— Start of PASSAGE PROVIDED —
Paramount’s screwy release plan means that the year will end without the release of “Star Trek: The Motion Picture” on DVD — even though 1999 marks the 20th anniversary of that film’s release. “I would love to hear Shatner do commentary on ‘Star Trek V.’ I asked him if he wanted to, and he said he did — only, he told me, nobody asked him,” Altman says, his voice rising. “I mean, this is the 20th anniversary of ‘Star Trek: The Motion Picture,’ and why isn’t there a special edition of that film? There’s so much archival material. It’s absurd, especially because Robert Wise wasn’t happy with the cut because it was rushed. They’re doing anniversary editions of ‘Young Frankenstein,’ why not ‘Star Trek: The Motion Picture’?”

“Star Trek,” at least as it existed among the fans who forever hold “The Original Series” as the best “Trek,” died on Nov. 25, 1994. That’s when “Star Trek: Generations,” the first film starring the cast of “Next Generation,” debuted — just weeks after Paramount decided to pull the plug on the sophomore series.

“Star Trek VI: The Undiscovered Country,” released Dec. 6, 1991, and setting the record for biggest box-office take on an opening day, was supposed to mark the final appearance of the original crew — their dramatic sendoff, one last chance to save the world. It was a film full of poignant, emotionally resonant moments, none more powerful than a scene in which Spock tells Kirk that perhaps the two warriors have simply “outlived” their usefulness. For fans of “The Original Series,” it was a noble, dignified farewell.
— End of PASSAGE PROVIDED —
» **DESCRIPTION OF THE TASK**:
In the passage about the Star Trek films, on what date was "Star Trek VI: The Undiscovered Country" released?
— Start of GIVEN INFORMATION —
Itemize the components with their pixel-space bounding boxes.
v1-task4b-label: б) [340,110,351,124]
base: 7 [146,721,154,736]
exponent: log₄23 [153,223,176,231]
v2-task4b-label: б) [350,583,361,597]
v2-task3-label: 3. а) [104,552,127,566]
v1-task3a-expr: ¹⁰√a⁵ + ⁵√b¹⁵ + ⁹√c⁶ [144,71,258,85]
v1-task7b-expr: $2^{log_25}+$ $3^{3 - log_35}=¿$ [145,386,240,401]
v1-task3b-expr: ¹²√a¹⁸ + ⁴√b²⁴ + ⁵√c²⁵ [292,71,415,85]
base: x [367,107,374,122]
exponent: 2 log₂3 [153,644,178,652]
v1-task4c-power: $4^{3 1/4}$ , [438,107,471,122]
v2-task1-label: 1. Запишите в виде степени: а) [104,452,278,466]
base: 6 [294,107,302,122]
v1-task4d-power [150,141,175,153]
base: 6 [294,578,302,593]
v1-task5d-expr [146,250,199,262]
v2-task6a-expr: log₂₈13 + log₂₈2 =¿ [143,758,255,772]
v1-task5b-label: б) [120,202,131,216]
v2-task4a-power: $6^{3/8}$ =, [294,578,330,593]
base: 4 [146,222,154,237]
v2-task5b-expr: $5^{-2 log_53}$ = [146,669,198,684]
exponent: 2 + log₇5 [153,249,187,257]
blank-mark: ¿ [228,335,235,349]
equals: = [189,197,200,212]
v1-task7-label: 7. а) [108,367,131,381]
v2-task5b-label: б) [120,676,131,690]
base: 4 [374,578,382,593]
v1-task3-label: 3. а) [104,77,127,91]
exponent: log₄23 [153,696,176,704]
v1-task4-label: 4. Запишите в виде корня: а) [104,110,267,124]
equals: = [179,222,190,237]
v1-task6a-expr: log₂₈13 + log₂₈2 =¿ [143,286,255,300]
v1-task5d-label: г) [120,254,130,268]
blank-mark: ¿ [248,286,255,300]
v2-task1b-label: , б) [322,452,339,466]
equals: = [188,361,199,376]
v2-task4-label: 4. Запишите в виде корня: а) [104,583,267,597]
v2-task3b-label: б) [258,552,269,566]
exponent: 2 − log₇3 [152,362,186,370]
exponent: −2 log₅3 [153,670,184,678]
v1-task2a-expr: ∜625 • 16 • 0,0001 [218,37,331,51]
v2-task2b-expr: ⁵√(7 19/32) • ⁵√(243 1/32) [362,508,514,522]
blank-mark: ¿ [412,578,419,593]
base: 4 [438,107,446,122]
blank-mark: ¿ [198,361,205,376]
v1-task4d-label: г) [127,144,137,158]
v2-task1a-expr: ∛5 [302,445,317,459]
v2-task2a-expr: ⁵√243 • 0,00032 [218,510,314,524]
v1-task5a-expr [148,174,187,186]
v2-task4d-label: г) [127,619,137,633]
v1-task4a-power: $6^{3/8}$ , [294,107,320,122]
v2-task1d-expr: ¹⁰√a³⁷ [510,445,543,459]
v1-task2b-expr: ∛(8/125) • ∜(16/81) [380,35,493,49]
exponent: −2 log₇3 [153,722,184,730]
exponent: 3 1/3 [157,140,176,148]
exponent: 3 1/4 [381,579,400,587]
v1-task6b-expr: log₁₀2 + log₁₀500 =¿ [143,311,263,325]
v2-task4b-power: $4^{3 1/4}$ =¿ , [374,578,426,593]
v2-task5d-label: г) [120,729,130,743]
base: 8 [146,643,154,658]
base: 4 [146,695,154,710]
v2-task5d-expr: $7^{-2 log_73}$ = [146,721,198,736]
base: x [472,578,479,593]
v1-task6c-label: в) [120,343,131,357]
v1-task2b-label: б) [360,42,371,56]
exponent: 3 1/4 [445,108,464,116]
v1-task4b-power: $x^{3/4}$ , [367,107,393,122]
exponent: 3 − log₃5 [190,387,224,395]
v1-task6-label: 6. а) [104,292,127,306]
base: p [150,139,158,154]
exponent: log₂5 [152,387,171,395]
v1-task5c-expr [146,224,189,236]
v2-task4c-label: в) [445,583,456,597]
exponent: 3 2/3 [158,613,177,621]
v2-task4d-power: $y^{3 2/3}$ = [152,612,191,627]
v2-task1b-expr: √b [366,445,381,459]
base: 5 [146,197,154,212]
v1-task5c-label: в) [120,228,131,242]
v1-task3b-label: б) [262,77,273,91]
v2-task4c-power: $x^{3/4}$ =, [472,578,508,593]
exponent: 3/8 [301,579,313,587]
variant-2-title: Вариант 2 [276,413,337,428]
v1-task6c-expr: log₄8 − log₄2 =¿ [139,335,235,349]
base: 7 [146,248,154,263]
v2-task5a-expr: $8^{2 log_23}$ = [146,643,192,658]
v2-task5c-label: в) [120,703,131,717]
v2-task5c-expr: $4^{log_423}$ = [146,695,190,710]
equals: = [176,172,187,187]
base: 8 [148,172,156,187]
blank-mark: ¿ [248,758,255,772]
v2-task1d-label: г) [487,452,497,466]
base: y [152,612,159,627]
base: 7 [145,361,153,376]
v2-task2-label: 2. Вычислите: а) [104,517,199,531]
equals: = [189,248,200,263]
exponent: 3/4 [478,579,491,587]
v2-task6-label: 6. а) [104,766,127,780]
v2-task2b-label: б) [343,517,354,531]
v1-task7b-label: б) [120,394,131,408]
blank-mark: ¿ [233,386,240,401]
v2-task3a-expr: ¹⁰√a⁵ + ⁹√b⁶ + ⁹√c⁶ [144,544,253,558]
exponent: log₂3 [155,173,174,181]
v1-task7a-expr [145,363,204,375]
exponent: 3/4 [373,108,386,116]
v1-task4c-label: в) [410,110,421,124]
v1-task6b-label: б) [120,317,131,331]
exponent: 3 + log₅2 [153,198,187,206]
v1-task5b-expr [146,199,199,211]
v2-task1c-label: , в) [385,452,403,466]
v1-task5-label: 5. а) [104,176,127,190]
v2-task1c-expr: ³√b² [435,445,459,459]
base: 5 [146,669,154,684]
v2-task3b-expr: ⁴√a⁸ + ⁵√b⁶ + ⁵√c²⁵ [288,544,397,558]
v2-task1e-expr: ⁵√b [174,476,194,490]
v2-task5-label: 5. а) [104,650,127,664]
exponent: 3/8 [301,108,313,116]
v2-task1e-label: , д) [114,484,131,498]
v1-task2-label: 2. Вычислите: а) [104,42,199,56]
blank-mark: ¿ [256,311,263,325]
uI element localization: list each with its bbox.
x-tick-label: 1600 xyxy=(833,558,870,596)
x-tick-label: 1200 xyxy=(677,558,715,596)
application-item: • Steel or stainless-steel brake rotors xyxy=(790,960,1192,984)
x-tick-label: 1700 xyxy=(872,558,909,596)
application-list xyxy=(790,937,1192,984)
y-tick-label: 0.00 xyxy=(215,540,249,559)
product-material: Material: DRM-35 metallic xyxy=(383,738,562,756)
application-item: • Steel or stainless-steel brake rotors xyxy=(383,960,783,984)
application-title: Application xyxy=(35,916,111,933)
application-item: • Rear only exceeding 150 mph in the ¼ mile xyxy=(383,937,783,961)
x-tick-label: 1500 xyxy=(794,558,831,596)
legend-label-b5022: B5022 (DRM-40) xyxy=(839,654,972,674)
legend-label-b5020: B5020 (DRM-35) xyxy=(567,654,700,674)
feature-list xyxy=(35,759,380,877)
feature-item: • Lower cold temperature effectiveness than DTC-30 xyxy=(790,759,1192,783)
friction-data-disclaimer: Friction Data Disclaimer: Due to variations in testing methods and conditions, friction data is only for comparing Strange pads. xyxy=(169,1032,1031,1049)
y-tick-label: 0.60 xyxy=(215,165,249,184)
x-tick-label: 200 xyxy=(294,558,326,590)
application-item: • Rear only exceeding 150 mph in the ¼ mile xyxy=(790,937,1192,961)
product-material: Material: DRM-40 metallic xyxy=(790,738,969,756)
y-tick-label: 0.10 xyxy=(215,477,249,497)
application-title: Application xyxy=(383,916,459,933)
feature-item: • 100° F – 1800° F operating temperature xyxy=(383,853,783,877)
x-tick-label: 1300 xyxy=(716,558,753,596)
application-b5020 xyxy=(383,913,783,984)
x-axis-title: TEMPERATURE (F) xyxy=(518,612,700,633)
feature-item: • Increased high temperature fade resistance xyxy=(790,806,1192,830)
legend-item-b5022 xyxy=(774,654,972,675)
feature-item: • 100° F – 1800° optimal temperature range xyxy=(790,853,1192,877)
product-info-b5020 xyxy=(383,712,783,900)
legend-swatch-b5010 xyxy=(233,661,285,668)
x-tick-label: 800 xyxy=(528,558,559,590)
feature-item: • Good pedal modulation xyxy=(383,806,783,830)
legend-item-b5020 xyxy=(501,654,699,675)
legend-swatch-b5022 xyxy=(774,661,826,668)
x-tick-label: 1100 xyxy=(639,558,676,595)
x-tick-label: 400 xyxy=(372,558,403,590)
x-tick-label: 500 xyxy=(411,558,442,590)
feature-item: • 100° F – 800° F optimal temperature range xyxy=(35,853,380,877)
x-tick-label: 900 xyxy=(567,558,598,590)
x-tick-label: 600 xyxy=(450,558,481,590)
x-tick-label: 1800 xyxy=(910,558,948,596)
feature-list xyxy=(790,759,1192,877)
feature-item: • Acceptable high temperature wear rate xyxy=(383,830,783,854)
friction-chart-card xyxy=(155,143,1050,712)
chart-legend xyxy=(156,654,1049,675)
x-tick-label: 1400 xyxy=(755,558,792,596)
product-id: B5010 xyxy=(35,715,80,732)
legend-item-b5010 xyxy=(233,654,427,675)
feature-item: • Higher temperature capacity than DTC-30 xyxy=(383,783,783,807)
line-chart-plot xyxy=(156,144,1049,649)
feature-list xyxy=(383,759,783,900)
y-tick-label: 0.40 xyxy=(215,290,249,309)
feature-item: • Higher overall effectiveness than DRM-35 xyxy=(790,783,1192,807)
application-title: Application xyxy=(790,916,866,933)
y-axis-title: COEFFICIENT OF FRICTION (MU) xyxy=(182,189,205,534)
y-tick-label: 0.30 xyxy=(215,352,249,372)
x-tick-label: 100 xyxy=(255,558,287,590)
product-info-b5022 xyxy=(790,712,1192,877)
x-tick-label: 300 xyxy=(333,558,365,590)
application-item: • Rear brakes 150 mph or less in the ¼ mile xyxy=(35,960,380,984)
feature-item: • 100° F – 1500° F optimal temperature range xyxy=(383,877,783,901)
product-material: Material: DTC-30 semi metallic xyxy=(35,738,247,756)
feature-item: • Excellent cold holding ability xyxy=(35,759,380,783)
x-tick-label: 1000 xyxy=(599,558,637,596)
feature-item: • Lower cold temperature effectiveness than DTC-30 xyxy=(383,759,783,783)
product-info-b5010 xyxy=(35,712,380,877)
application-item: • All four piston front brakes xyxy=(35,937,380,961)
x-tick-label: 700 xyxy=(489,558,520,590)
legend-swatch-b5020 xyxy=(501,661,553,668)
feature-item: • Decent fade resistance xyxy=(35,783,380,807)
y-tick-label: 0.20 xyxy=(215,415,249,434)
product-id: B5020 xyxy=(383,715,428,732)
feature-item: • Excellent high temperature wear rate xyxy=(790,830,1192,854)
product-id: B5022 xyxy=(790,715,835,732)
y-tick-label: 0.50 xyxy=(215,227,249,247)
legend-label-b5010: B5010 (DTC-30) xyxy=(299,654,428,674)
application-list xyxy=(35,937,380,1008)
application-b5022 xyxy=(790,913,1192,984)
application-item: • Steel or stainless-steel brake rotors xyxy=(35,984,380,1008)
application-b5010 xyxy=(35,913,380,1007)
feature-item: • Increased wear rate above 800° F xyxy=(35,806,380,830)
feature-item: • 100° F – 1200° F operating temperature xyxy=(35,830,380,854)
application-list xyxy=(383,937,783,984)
— End of GIVEN INFORMATION —
» **SOLUTION TO THIS PROBLEM**:
December 6, 1991.